EXERCISE INPUT:
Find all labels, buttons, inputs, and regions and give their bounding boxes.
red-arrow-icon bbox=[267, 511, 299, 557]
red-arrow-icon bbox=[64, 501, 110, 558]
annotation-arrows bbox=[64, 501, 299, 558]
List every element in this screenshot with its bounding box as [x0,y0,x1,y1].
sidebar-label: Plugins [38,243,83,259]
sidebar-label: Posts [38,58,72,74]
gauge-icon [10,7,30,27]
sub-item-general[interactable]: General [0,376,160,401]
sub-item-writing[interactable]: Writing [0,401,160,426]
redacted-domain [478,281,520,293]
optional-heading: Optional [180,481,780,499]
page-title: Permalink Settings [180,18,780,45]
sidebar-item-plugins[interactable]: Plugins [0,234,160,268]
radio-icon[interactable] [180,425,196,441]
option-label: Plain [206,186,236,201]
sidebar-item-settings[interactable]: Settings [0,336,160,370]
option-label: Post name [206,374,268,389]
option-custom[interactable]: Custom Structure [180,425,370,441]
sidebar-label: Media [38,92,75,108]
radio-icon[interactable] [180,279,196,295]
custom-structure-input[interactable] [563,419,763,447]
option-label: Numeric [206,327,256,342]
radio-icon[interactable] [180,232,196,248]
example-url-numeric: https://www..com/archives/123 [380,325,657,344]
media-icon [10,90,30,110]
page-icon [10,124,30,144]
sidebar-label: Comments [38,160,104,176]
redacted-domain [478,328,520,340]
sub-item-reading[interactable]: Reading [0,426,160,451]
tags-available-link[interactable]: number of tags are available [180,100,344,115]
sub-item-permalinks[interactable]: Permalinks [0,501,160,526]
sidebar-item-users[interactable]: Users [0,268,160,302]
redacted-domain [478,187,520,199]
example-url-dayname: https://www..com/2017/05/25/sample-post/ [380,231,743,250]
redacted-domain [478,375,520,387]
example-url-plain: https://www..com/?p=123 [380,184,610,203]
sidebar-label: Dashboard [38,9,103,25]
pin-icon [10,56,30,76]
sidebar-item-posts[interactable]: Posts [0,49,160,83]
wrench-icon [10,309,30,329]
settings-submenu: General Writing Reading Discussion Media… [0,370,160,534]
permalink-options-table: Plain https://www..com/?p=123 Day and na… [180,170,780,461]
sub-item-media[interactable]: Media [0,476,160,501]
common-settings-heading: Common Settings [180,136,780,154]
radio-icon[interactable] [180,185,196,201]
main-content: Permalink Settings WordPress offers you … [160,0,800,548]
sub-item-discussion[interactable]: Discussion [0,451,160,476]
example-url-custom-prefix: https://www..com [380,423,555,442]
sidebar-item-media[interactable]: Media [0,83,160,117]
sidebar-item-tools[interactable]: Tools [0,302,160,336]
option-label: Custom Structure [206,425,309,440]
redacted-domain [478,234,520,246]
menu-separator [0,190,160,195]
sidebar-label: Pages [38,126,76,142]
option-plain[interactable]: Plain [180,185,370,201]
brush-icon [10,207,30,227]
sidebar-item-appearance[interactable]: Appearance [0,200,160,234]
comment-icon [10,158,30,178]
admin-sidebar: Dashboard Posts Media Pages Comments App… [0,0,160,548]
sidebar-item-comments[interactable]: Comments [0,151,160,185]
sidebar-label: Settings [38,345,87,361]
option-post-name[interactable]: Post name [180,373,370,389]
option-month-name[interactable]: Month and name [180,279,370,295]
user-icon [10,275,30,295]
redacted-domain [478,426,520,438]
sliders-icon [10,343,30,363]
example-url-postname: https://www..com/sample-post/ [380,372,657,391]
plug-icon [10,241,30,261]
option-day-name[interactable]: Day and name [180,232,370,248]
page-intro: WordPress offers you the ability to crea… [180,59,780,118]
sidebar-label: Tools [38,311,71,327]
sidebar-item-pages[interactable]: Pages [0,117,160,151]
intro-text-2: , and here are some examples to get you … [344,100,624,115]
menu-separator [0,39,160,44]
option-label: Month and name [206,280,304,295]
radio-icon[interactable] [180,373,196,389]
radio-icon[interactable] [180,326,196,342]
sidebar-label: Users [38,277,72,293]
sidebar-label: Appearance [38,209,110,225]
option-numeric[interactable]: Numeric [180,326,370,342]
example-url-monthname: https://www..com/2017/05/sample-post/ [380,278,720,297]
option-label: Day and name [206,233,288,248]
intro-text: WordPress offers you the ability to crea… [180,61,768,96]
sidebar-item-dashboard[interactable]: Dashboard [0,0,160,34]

PROBLEM TO SOLVE:
Print the entire listing above again, reproducing every line without any change.

OUTPUT FOR THIS TASK:
Find all labels, buttons, inputs, and regions and give their bounding boxes.
red-arrow-icon bbox=[267, 511, 299, 557]
red-arrow-icon bbox=[64, 501, 110, 558]
annotation-arrows bbox=[64, 501, 299, 558]
List every element in this screenshot with its bounding box as [x0,y0,x1,y1].
sidebar-label: Plugins [38,243,83,259]
sidebar-label: Posts [38,58,72,74]
gauge-icon [10,7,30,27]
sub-item-general[interactable]: General [0,376,160,401]
sub-item-writing[interactable]: Writing [0,401,160,426]
redacted-domain [478,281,520,293]
optional-heading: Optional [180,481,780,499]
page-title: Permalink Settings [180,18,780,45]
sidebar-item-plugins[interactable]: Plugins [0,234,160,268]
radio-icon[interactable] [180,425,196,441]
option-label: Plain [206,186,236,201]
sidebar-item-settings[interactable]: Settings [0,336,160,370]
option-label: Post name [206,374,268,389]
option-custom[interactable]: Custom Structure [180,425,370,441]
sidebar-label: Media [38,92,75,108]
radio-icon[interactable] [180,279,196,295]
custom-structure-input[interactable] [563,419,763,447]
option-label: Numeric [206,327,256,342]
radio-icon[interactable] [180,232,196,248]
example-url-numeric: https://www..com/archives/123 [380,325,657,344]
media-icon [10,90,30,110]
page-icon [10,124,30,144]
sidebar-label: Comments [38,160,104,176]
redacted-domain [478,328,520,340]
sub-item-reading[interactable]: Reading [0,426,160,451]
tags-available-link[interactable]: number of tags are available [180,100,344,115]
sub-item-permalinks[interactable]: Permalinks [0,501,160,526]
sidebar-item-users[interactable]: Users [0,268,160,302]
redacted-domain [478,187,520,199]
example-url-dayname: https://www..com/2017/05/25/sample-post/ [380,231,743,250]
redacted-domain [478,375,520,387]
example-url-plain: https://www..com/?p=123 [380,184,610,203]
sidebar-label: Dashboard [38,9,103,25]
pin-icon [10,56,30,76]
sidebar-item-posts[interactable]: Posts [0,49,160,83]
wrench-icon [10,309,30,329]
settings-submenu: General Writing Reading Discussion Media… [0,370,160,534]
permalink-options-table: Plain https://www..com/?p=123 Day and na… [180,170,780,461]
sub-item-media[interactable]: Media [0,476,160,501]
common-settings-heading: Common Settings [180,136,780,154]
radio-icon[interactable] [180,185,196,201]
main-content: Permalink Settings WordPress offers you … [160,0,800,548]
sub-item-discussion[interactable]: Discussion [0,451,160,476]
example-url-custom-prefix: https://www..com [380,423,555,442]
sidebar-item-media[interactable]: Media [0,83,160,117]
sidebar-item-tools[interactable]: Tools [0,302,160,336]
option-label: Custom Structure [206,425,309,440]
redacted-domain [478,234,520,246]
menu-separator [0,190,160,195]
sidebar-label: Pages [38,126,76,142]
option-plain[interactable]: Plain [180,185,370,201]
brush-icon [10,207,30,227]
sidebar-item-appearance[interactable]: Appearance [0,200,160,234]
comment-icon [10,158,30,178]
admin-sidebar: Dashboard Posts Media Pages Comments App… [0,0,160,548]
sidebar-item-comments[interactable]: Comments [0,151,160,185]
sidebar-label: Settings [38,345,87,361]
option-post-name[interactable]: Post name [180,373,370,389]
option-month-name[interactable]: Month and name [180,279,370,295]
user-icon [10,275,30,295]
redacted-domain [478,426,520,438]
sliders-icon [10,343,30,363]
example-url-postname: https://www..com/sample-post/ [380,372,657,391]
plug-icon [10,241,30,261]
option-day-name[interactable]: Day and name [180,232,370,248]
page-intro: WordPress offers you the ability to crea… [180,59,780,118]
sidebar-label: Tools [38,311,71,327]
sidebar-item-pages[interactable]: Pages [0,117,160,151]
intro-text-2: , and here are some examples to get you … [344,100,624,115]
menu-separator [0,39,160,44]
option-label: Month and name [206,280,304,295]
radio-icon[interactable] [180,373,196,389]
radio-icon[interactable] [180,326,196,342]
sidebar-label: Users [38,277,72,293]
sidebar-label: Appearance [38,209,110,225]
option-numeric[interactable]: Numeric [180,326,370,342]
example-url-monthname: https://www..com/2017/05/sample-post/ [380,278,720,297]
option-label: Day and name [206,233,288,248]
intro-text: WordPress offers you the ability to crea… [180,61,768,96]
sidebar-item-dashboard[interactable]: Dashboard [0,0,160,34]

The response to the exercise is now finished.